++++ DATASET ROWS

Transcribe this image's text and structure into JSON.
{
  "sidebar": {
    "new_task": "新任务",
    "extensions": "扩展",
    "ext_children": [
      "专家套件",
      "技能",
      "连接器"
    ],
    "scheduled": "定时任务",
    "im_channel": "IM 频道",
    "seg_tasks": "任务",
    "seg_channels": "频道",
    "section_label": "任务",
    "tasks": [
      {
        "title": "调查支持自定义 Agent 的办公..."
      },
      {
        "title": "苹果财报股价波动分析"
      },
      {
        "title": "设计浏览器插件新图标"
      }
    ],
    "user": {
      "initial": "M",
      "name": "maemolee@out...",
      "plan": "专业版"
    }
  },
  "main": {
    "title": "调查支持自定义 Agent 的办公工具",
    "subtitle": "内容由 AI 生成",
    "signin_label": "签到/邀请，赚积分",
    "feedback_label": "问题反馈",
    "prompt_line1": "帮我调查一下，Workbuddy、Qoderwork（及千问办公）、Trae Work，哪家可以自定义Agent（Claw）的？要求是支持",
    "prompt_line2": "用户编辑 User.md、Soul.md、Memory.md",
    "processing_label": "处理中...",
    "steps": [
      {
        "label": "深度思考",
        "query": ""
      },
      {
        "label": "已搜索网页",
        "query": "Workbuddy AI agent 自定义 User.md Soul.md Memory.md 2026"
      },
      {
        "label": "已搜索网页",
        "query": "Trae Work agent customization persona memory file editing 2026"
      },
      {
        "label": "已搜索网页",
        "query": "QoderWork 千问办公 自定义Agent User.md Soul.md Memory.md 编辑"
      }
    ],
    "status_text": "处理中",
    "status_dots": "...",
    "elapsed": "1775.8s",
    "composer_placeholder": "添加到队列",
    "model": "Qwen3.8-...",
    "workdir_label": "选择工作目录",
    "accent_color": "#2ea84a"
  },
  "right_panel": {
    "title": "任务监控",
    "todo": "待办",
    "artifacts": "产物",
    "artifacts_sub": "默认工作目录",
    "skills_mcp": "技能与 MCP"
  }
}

++++++++

# [DIRECTIONS FOR THIS TASK]
Identify the lines above with the word "Workbuddy". Copy them.

# [FULL SOLUTION]
    "prompt_line1": "帮我调查一下，Workbuddy、Qoderwork（及千问办公）、Trae Work，哪家可以自定义Agent（Claw）的？要求是支持",
        "query": "Workbuddy AI agent 自定义 User.md Soul.md Memory.md 2026"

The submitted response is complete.